What to do = Output the entries word for word. Omit images.

Figure record extracts:
────

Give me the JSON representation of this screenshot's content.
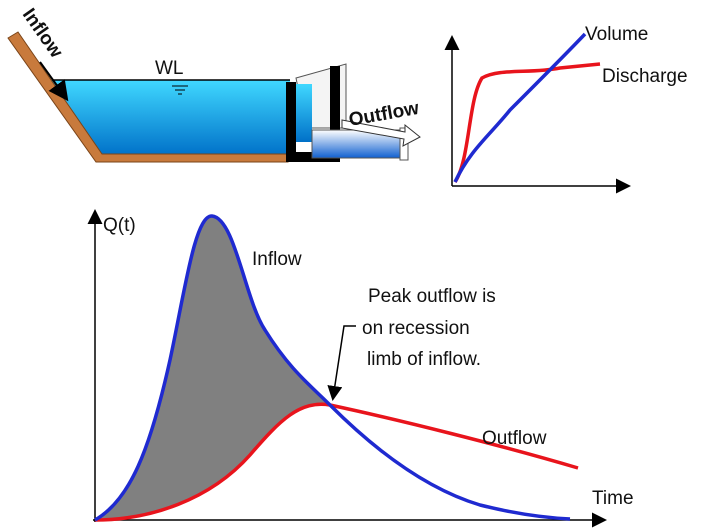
{
  "reservoir": {
    "inflow_label": "Inflow",
    "water_level_label": "WL",
    "outflow_label": "Outflow"
  },
  "storage_chart": {
    "volume_label": "Volume",
    "discharge_label": "Discharge"
  },
  "hydrograph": {
    "y_axis_label": "Q(t)",
    "x_axis_label": "Time",
    "inflow_label": "Inflow",
    "outflow_label": "Outflow",
    "annotation": [
      "Peak outflow is",
      "on recession",
      "limb of inflow."
    ]
  }
}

────

The response =
Give me the JSON representation of this screenshot's content.
{
  "reservoir": {
    "inflow_label": "Inflow",
    "water_level_label": "WL",
    "outflow_label": "Outflow"
  },
  "storage_chart": {
    "volume_label": "Volume",
    "discharge_label": "Discharge"
  },
  "hydrograph": {
    "y_axis_label": "Q(t)",
    "x_axis_label": "Time",
    "inflow_label": "Inflow",
    "outflow_label": "Outflow",
    "annotation": [
      "Peak outflow is",
      "on recession",
      "limb of inflow."
    ]
  }
}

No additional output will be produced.